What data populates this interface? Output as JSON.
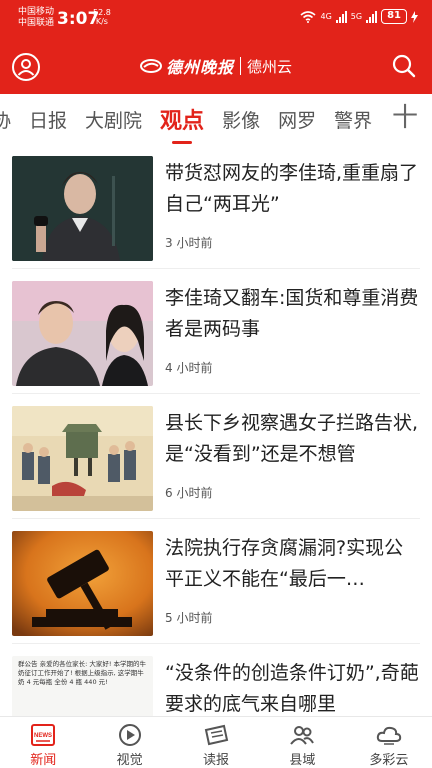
{
  "status_bar": {
    "carrier_1": "中国移动",
    "carrier_2": "中国联通",
    "time": "3:07",
    "speed_value": "52.8",
    "speed_unit": "K/s",
    "network_1": "4G",
    "network_2": "5G",
    "battery": "81"
  },
  "header": {
    "logo_main": "德州晚报",
    "logo_sub": "德州云",
    "brand_color": "#e2231a"
  },
  "tabs": {
    "items": [
      {
        "label": "协"
      },
      {
        "label": "日报"
      },
      {
        "label": "大剧院"
      },
      {
        "label": "观点"
      },
      {
        "label": "影像"
      },
      {
        "label": "网罗"
      },
      {
        "label": "警界"
      }
    ],
    "active": "观点",
    "add_label": "十"
  },
  "news": {
    "items": [
      {
        "title": "带货怼网友的李佳琦,重重扇了自己“两耳光”",
        "time": "3 小时前"
      },
      {
        "title": "李佳琦又翻车:国货和尊重消费者是两码事",
        "time": "4 小时前"
      },
      {
        "title": "县长下乡视察遇女子拦路告状,是“没看到”还是不想管",
        "time": "6 小时前"
      },
      {
        "title": "法院执行存贪腐漏洞?实现公平正义不能在“最后一…",
        "time": "5 小时前"
      },
      {
        "title": "“没条件的创造条件订奶”,奇葩要求的底气来自哪里",
        "time": ""
      }
    ],
    "thumb_texts": {
      "note": "群公告 亲爱的各位家长: 大家好! 本学期的牛奶征订工作开始了! 根据上级指示, 这学期牛奶 4 元每瓶 全份 4 瓶 440 元!"
    }
  },
  "bottom_nav": {
    "items": [
      {
        "label": "新闻",
        "icon": "news-icon"
      },
      {
        "label": "视觉",
        "icon": "play-icon"
      },
      {
        "label": "读报",
        "icon": "newspaper-icon"
      },
      {
        "label": "县域",
        "icon": "people-icon"
      },
      {
        "label": "多彩云",
        "icon": "cloud-icon"
      }
    ],
    "news_icon_text": "NEWS",
    "active": "新闻"
  }
}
-------------------------
### Instructions for the task:
With the pictures left out, transcribe the material exactly.

### Exercise answer:
What data populates this interface? Output as JSON.
{
  "status_bar": {
    "carrier_1": "中国移动",
    "carrier_2": "中国联通",
    "time": "3:07",
    "speed_value": "52.8",
    "speed_unit": "K/s",
    "network_1": "4G",
    "network_2": "5G",
    "battery": "81"
  },
  "header": {
    "logo_main": "德州晚报",
    "logo_sub": "德州云",
    "brand_color": "#e2231a"
  },
  "tabs": {
    "items": [
      {
        "label": "协"
      },
      {
        "label": "日报"
      },
      {
        "label": "大剧院"
      },
      {
        "label": "观点"
      },
      {
        "label": "影像"
      },
      {
        "label": "网罗"
      },
      {
        "label": "警界"
      }
    ],
    "active": "观点",
    "add_label": "十"
  },
  "news": {
    "items": [
      {
        "title": "带货怼网友的李佳琦,重重扇了自己“两耳光”",
        "time": "3 小时前"
      },
      {
        "title": "李佳琦又翻车:国货和尊重消费者是两码事",
        "time": "4 小时前"
      },
      {
        "title": "县长下乡视察遇女子拦路告状,是“没看到”还是不想管",
        "time": "6 小时前"
      },
      {
        "title": "法院执行存贪腐漏洞?实现公平正义不能在“最后一…",
        "time": "5 小时前"
      },
      {
        "title": "“没条件的创造条件订奶”,奇葩要求的底气来自哪里",
        "time": ""
      }
    ],
    "thumb_texts": {
      "note": "群公告 亲爱的各位家长: 大家好! 本学期的牛奶征订工作开始了! 根据上级指示, 这学期牛奶 4 元每瓶 全份 4 瓶 440 元!"
    }
  },
  "bottom_nav": {
    "items": [
      {
        "label": "新闻",
        "icon": "news-icon"
      },
      {
        "label": "视觉",
        "icon": "play-icon"
      },
      {
        "label": "读报",
        "icon": "newspaper-icon"
      },
      {
        "label": "县域",
        "icon": "people-icon"
      },
      {
        "label": "多彩云",
        "icon": "cloud-icon"
      }
    ],
    "news_icon_text": "NEWS",
    "active": "新闻"
  }
}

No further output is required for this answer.